Search the records below for the word "amar" and show every line where it occurs.

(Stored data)
+---+
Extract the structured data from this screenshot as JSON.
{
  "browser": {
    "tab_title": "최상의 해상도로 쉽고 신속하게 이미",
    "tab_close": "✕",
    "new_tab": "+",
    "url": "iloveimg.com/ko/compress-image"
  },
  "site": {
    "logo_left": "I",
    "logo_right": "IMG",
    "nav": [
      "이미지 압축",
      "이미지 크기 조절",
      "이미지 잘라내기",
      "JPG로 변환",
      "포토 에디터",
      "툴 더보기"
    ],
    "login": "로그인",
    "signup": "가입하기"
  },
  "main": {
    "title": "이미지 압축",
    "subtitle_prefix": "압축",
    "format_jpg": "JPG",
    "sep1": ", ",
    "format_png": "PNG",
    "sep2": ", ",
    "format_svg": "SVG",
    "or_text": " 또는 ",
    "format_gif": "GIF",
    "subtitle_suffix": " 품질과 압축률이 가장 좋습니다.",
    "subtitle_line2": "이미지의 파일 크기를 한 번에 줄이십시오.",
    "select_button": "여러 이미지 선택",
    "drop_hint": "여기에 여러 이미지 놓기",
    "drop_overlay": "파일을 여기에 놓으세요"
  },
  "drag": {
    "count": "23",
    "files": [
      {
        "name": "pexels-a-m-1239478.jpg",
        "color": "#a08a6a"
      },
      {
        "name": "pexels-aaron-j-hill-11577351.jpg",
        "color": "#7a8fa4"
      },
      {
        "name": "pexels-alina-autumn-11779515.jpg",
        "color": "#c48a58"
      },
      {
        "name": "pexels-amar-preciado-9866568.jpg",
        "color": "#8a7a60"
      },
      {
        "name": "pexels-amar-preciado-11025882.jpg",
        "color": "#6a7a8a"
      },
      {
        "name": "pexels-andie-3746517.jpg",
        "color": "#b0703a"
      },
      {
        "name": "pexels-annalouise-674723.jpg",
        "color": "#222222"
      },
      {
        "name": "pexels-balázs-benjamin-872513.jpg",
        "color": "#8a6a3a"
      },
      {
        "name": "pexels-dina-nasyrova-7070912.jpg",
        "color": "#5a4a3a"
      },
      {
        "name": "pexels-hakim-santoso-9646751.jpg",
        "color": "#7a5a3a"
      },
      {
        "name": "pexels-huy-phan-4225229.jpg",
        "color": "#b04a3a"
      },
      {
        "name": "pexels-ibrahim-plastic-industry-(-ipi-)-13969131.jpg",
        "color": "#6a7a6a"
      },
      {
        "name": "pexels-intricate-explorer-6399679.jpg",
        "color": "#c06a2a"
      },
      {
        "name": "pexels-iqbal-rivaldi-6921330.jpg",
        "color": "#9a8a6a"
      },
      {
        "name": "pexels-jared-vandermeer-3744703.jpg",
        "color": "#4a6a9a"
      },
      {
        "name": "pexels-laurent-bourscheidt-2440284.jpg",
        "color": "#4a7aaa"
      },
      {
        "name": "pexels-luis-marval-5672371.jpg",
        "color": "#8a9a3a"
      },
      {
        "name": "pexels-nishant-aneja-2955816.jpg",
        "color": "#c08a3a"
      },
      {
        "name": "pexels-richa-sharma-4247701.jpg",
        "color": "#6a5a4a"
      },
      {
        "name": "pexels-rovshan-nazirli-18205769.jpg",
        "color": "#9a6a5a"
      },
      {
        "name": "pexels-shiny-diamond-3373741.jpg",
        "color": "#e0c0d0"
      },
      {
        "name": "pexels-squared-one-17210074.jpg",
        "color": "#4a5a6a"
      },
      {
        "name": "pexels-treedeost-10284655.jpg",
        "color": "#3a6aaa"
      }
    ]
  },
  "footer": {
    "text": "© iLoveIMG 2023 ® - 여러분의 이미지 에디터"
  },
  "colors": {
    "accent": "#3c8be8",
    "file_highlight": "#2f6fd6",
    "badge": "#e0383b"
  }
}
+---+
Output below:
        "name": "pexels-amar-preciado-9866568.jpg",
        "name": "pexels-amar-preciado-11025882.jpg",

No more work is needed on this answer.